What you need to do:
Extract, from the listing that follows, each line containing the word "відгук".

Supplied records:
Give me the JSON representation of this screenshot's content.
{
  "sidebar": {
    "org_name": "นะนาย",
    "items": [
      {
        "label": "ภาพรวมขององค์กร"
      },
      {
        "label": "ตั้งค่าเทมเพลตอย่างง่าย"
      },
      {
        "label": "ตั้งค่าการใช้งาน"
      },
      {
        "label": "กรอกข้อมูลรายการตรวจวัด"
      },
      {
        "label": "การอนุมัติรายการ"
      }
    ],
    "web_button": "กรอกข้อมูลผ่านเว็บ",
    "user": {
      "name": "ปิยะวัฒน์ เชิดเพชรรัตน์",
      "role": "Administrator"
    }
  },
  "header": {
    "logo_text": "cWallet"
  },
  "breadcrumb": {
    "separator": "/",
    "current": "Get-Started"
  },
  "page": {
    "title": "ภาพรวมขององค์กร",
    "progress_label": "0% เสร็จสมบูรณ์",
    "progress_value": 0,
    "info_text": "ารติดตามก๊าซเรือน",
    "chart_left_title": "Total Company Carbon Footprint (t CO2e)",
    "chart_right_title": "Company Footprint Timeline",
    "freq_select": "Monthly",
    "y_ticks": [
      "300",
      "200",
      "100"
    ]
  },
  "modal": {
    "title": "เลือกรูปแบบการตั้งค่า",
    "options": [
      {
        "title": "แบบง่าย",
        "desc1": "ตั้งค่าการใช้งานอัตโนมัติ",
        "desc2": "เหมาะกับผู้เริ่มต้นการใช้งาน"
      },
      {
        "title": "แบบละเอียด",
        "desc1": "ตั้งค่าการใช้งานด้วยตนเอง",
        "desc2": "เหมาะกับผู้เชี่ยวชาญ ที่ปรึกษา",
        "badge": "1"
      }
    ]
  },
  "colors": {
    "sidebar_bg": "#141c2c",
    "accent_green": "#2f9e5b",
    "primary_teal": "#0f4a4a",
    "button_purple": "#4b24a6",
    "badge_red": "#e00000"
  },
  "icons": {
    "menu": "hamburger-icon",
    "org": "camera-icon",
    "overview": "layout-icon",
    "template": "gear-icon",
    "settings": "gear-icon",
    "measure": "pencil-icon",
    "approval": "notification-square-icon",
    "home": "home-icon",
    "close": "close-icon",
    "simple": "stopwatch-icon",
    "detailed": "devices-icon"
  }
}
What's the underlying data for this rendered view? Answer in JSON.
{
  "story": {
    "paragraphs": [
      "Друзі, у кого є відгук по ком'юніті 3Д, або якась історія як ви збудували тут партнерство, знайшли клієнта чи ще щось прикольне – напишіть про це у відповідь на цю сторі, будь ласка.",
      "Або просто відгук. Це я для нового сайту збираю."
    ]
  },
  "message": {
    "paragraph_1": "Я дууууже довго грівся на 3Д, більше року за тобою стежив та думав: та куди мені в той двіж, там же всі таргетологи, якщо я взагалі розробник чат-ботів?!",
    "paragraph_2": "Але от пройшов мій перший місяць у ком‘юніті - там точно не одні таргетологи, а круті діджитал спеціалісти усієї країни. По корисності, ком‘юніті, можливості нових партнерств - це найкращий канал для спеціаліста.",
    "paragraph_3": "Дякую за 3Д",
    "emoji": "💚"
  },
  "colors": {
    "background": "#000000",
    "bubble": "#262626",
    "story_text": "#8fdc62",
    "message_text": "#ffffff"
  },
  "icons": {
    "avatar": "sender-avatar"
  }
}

The output:
      "Друзі, у кого є відгук по ком'юніті 3Д, або якась історія як ви збудували тут партнерство, знайшли клієнта чи ще щось прикольне – напишіть про це у відповідь на цю сторі, будь ласка.",
      "Або просто відгук. Це я для нового сайту збираю."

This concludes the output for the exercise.